[REQUIREMENT]
Collect all lines from the records below that include the word "known".

[Dataset items]
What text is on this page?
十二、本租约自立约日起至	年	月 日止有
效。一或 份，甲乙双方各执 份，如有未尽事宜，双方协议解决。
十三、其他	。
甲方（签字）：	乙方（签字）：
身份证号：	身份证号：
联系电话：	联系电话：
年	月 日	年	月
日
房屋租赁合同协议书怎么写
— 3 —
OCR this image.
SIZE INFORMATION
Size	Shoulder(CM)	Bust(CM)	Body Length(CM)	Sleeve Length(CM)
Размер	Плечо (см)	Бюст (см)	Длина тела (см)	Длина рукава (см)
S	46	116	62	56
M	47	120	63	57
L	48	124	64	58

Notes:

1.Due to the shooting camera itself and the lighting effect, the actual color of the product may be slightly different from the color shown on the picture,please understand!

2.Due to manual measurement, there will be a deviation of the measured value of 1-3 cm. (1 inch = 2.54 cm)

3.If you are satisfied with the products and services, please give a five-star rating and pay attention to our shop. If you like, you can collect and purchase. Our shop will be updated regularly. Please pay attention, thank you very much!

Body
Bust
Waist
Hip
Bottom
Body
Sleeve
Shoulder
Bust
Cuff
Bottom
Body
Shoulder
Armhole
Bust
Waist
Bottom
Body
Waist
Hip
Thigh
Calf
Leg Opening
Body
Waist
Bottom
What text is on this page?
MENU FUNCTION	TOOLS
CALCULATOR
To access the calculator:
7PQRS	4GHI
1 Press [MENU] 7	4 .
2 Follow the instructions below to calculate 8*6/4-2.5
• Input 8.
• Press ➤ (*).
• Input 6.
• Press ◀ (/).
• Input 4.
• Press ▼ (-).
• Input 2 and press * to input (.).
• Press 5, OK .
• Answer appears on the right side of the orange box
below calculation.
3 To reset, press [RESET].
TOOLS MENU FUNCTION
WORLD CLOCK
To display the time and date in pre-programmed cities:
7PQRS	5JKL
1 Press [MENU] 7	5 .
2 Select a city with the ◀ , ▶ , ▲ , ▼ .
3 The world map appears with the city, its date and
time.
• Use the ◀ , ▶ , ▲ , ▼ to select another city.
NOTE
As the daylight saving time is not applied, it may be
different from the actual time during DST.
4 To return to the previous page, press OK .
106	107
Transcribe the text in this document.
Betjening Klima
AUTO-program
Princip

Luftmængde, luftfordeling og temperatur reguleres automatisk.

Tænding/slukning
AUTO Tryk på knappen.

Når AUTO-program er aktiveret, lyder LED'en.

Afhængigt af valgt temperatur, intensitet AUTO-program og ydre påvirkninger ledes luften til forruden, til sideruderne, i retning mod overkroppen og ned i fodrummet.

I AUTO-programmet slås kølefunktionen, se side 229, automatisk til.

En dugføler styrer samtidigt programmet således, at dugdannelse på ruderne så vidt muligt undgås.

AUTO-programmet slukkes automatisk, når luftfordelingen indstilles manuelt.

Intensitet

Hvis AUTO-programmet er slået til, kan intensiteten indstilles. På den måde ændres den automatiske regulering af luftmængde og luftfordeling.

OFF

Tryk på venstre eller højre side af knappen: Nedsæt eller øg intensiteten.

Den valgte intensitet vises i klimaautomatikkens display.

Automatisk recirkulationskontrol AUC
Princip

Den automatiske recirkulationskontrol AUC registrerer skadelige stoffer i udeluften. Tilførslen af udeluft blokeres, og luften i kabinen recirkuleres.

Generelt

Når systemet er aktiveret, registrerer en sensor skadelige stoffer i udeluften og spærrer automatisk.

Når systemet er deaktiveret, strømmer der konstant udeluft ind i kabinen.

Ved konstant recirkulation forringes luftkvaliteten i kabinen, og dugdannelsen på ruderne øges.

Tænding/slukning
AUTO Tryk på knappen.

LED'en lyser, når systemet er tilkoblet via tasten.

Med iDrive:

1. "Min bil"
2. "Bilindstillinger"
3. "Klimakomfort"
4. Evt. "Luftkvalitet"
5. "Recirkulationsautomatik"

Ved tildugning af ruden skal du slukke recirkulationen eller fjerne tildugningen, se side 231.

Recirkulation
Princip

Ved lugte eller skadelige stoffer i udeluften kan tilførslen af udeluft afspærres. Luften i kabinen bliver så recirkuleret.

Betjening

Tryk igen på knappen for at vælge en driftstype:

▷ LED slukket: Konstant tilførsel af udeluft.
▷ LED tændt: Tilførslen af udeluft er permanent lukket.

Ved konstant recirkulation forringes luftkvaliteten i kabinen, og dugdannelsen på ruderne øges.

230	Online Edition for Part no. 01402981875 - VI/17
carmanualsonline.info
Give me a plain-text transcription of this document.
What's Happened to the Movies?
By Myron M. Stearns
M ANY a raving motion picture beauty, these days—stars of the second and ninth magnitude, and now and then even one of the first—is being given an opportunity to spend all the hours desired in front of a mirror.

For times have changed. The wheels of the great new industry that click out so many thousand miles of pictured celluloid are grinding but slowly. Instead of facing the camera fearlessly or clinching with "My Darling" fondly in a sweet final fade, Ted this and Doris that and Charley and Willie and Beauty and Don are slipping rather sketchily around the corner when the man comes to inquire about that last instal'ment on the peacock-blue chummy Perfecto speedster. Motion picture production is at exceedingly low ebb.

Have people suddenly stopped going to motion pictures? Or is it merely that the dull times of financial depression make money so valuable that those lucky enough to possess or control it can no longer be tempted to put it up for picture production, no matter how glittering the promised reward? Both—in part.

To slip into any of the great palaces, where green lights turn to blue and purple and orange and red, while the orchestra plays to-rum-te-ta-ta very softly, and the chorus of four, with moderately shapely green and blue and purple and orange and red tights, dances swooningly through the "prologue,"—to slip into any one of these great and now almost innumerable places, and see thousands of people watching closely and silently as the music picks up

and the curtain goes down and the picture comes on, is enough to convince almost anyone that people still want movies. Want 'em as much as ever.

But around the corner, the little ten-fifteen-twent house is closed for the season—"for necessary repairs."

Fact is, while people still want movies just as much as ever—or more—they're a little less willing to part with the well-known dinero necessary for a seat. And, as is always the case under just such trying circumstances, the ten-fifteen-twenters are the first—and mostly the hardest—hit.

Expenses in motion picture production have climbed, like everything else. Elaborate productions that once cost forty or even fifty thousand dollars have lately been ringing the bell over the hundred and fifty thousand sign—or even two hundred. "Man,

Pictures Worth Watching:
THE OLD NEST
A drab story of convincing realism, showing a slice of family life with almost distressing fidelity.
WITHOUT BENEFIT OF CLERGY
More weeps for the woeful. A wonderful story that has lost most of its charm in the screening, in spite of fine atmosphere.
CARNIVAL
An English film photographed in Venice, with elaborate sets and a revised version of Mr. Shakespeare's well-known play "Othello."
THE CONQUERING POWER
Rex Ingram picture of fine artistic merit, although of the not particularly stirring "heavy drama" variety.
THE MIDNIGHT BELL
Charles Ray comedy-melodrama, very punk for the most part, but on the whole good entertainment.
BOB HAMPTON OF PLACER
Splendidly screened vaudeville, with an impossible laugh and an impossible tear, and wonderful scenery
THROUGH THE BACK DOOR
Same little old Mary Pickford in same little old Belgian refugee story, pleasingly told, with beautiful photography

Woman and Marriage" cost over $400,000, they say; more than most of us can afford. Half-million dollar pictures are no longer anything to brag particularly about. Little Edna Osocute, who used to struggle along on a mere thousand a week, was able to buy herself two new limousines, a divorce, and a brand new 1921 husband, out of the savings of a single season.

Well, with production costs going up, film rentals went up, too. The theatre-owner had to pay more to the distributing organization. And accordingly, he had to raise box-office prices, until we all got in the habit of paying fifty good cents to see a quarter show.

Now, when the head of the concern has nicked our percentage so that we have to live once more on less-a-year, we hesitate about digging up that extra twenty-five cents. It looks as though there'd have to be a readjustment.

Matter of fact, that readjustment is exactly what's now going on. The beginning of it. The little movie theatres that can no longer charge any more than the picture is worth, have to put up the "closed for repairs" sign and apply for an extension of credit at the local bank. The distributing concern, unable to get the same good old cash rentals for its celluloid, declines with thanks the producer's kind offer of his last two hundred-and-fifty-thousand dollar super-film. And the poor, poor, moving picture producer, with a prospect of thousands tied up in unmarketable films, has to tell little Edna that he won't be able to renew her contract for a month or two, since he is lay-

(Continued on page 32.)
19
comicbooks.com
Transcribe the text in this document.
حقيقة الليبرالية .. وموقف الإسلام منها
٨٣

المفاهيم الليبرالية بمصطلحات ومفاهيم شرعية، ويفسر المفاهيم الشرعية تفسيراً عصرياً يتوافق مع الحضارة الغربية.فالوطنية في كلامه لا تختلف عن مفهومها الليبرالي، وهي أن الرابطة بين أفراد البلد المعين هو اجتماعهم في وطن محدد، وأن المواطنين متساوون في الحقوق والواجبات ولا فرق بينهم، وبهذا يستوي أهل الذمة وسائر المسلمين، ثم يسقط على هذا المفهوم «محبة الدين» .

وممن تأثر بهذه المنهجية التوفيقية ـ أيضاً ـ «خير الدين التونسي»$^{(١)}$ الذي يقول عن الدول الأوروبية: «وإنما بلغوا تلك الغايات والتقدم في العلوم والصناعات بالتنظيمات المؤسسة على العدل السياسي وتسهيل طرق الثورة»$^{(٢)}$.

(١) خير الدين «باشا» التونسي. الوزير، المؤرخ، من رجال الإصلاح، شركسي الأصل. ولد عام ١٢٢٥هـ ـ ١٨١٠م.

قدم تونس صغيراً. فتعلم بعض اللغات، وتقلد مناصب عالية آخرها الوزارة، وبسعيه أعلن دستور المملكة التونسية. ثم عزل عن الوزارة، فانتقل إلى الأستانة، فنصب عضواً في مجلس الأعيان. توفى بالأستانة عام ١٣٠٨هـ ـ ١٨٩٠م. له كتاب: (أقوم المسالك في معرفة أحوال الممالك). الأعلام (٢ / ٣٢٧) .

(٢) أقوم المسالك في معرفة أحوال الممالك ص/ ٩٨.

[TASK SOLUTION]
Fact is, while people still want movies just as much as ever—or more—they're a little less willing to part with the well-known dinero necessary for a seat. And, as is always the case under just such trying circumstances, the ten-fifteen-twenters are the first—and mostly the hardest—hit.
An English film photographed in Venice, with elaborate sets and a revised version of Mr. Shakespeare's well-known play "Othello."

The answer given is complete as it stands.